____ INPUT MATERIAL
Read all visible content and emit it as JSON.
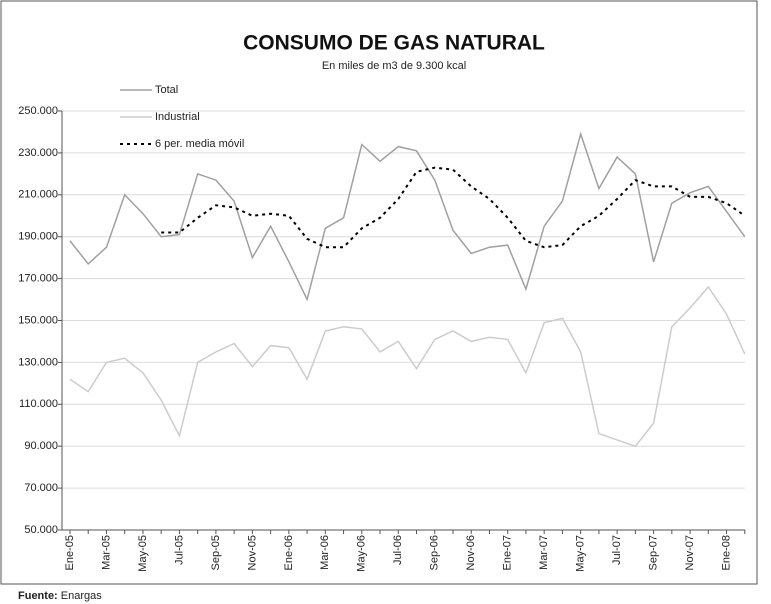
{
  "chart_data": {
    "type": "line",
    "title": "CONSUMO DE GAS NATURAL",
    "subtitle": "En miles de m3 de 9.300 kcal",
    "categories": [
      "Ene-05",
      null,
      "Mar-05",
      null,
      "May-05",
      null,
      "Jul-05",
      null,
      "Sep-05",
      null,
      "Nov-05",
      null,
      "Ene-06",
      null,
      "Mar-06",
      null,
      "May-06",
      null,
      "Jul-06",
      null,
      "Sep-06",
      null,
      "Nov-06",
      null,
      "Ene-07",
      null,
      "Mar-07",
      null,
      "May-07",
      null,
      "Jul-07",
      null,
      "Sep-07",
      null,
      "Nov-07",
      null,
      "Ene-08",
      null
    ],
    "series": [
      {
        "name": "Total",
        "color": "#a0a0a0",
        "style": "solid",
        "values": [
          188000,
          177000,
          185000,
          210000,
          201000,
          190000,
          191000,
          220000,
          217000,
          207000,
          180000,
          195000,
          178000,
          160000,
          194000,
          199000,
          234000,
          226000,
          233000,
          231000,
          217000,
          193000,
          182000,
          185000,
          186000,
          165000,
          195000,
          207000,
          239000,
          213000,
          228000,
          220000,
          178000,
          206000,
          211000,
          214000,
          202000,
          190000
        ]
      },
      {
        "name": "Industrial",
        "color": "#cccccc",
        "style": "solid",
        "values": [
          122000,
          116000,
          130000,
          132000,
          125000,
          112000,
          95000,
          130000,
          135000,
          139000,
          128000,
          138000,
          137000,
          122000,
          145000,
          147000,
          146000,
          135000,
          140000,
          127000,
          141000,
          145000,
          140000,
          142000,
          141000,
          125000,
          149000,
          151000,
          135000,
          96000,
          93000,
          90000,
          101000,
          147000,
          156000,
          166000,
          153000,
          134000
        ]
      },
      {
        "name": "6 per. media móvil",
        "color": "#000000",
        "style": "dotted",
        "values": [
          null,
          null,
          null,
          null,
          null,
          192000,
          192000,
          199000,
          205000,
          204000,
          200000,
          201000,
          200000,
          189000,
          185000,
          185000,
          194000,
          199000,
          208000,
          221000,
          223000,
          222000,
          214000,
          208000,
          199000,
          188000,
          185000,
          186000,
          195000,
          200000,
          208000,
          217000,
          214000,
          214000,
          209000,
          209000,
          206000,
          200000
        ]
      }
    ],
    "ylim": [
      50000,
      250000
    ],
    "yticks": [
      {
        "value": 50000,
        "label": "50.000"
      },
      {
        "value": 70000,
        "label": "70.000"
      },
      {
        "value": 90000,
        "label": "90.000"
      },
      {
        "value": 110000,
        "label": "110.000"
      },
      {
        "value": 130000,
        "label": "130.000"
      },
      {
        "value": 150000,
        "label": "150.000"
      },
      {
        "value": 170000,
        "label": "170.000"
      },
      {
        "value": 190000,
        "label": "190.000"
      },
      {
        "value": 210000,
        "label": "210.000"
      },
      {
        "value": 230000,
        "label": "230.000"
      },
      {
        "value": 250000,
        "label": "250.000"
      }
    ],
    "grid": true,
    "legend": "top-left",
    "source": {
      "label": "Fuente:",
      "text": "Enargas"
    }
  }
}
________
THE REQUEST: List each line of the records that holds the string "color".

FULL SOLUTION:
        "color": "#a0a0a0",
        "color": "#cccccc",
        "color": "#000000",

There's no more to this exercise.